- [WORK TO BE COMPLETED]:
Reproduce the following material exactly, including every line.

- [SUPPLIED INFORMATION]:

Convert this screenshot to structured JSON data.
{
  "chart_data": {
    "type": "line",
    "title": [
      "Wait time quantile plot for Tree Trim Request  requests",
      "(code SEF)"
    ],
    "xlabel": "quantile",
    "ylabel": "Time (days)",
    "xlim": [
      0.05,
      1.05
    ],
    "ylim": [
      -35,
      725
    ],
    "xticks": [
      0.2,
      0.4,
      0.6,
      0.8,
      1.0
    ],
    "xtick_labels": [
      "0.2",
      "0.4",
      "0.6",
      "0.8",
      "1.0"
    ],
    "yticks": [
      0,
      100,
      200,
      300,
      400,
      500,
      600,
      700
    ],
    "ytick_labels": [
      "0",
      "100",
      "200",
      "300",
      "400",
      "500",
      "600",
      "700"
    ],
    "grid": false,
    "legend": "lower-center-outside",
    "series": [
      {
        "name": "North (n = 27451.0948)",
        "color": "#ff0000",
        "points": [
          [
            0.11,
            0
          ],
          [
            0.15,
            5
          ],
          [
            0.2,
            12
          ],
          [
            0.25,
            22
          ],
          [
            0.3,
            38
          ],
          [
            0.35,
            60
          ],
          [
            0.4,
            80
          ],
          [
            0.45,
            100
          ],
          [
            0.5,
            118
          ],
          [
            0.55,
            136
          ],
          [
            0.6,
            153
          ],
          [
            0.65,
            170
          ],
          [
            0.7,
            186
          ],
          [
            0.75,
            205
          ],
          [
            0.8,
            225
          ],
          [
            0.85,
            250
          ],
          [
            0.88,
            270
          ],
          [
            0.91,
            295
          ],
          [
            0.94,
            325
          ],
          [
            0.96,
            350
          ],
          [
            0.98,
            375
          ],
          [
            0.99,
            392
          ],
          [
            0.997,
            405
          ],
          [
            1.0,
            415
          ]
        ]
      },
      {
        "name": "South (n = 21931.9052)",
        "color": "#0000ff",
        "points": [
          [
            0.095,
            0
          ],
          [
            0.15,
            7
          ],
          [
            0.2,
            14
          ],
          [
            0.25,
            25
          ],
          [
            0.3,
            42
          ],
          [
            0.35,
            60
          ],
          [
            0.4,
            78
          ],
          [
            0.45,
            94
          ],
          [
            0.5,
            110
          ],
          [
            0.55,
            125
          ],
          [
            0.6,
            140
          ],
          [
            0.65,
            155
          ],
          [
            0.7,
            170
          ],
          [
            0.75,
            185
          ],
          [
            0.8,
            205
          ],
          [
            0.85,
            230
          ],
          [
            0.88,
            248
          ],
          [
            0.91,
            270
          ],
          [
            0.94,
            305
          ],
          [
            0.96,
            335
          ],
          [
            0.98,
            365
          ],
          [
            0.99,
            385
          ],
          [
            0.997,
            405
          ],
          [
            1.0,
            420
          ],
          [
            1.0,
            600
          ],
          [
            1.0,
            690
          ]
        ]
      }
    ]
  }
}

- [EXERCISE RESULT]:
Convert this screenshot to structured JSON data.
{
  "chart_data": {
    "type": "line",
    "title": [
      "Wait time quantile plot for Tree Trim Request  requests",
      "(code SEF)"
    ],
    "xlabel": "quantile",
    "ylabel": "Time (days)",
    "xlim": [
      0.05,
      1.05
    ],
    "ylim": [
      -35,
      725
    ],
    "xticks": [
      0.2,
      0.4,
      0.6,
      0.8,
      1.0
    ],
    "xtick_labels": [
      "0.2",
      "0.4",
      "0.6",
      "0.8",
      "1.0"
    ],
    "yticks": [
      0,
      100,
      200,
      300,
      400,
      500,
      600,
      700
    ],
    "ytick_labels": [
      "0",
      "100",
      "200",
      "300",
      "400",
      "500",
      "600",
      "700"
    ],
    "grid": false,
    "legend": "lower-center-outside",
    "series": [
      {
        "name": "North (n = 27451.0948)",
        "color": "#ff0000",
        "points": [
          [
            0.11,
            0
          ],
          [
            0.15,
            5
          ],
          [
            0.2,
            12
          ],
          [
            0.25,
            22
          ],
          [
            0.3,
            38
          ],
          [
            0.35,
            60
          ],
          [
            0.4,
            80
          ],
          [
            0.45,
            100
          ],
          [
            0.5,
            118
          ],
          [
            0.55,
            136
          ],
          [
            0.6,
            153
          ],
          [
            0.65,
            170
          ],
          [
            0.7,
            186
          ],
          [
            0.75,
            205
          ],
          [
            0.8,
            225
          ],
          [
            0.85,
            250
          ],
          [
            0.88,
            270
          ],
          [
            0.91,
            295
          ],
          [
            0.94,
            325
          ],
          [
            0.96,
            350
          ],
          [
            0.98,
            375
          ],
          [
            0.99,
            392
          ],
          [
            0.997,
            405
          ],
          [
            1.0,
            415
          ]
        ]
      },
      {
        "name": "South (n = 21931.9052)",
        "color": "#0000ff",
        "points": [
          [
            0.095,
            0
          ],
          [
            0.15,
            7
          ],
          [
            0.2,
            14
          ],
          [
            0.25,
            25
          ],
          [
            0.3,
            42
          ],
          [
            0.35,
            60
          ],
          [
            0.4,
            78
          ],
          [
            0.45,
            94
          ],
          [
            0.5,
            110
          ],
          [
            0.55,
            125
          ],
          [
            0.6,
            140
          ],
          [
            0.65,
            155
          ],
          [
            0.7,
            170
          ],
          [
            0.75,
            185
          ],
          [
            0.8,
            205
          ],
          [
            0.85,
            230
          ],
          [
            0.88,
            248
          ],
          [
            0.91,
            270
          ],
          [
            0.94,
            305
          ],
          [
            0.96,
            335
          ],
          [
            0.98,
            365
          ],
          [
            0.99,
            385
          ],
          [
            0.997,
            405
          ],
          [
            1.0,
            420
          ],
          [
            1.0,
            600
          ],
          [
            1.0,
            690
          ]
        ]
      }
    ]
  }
}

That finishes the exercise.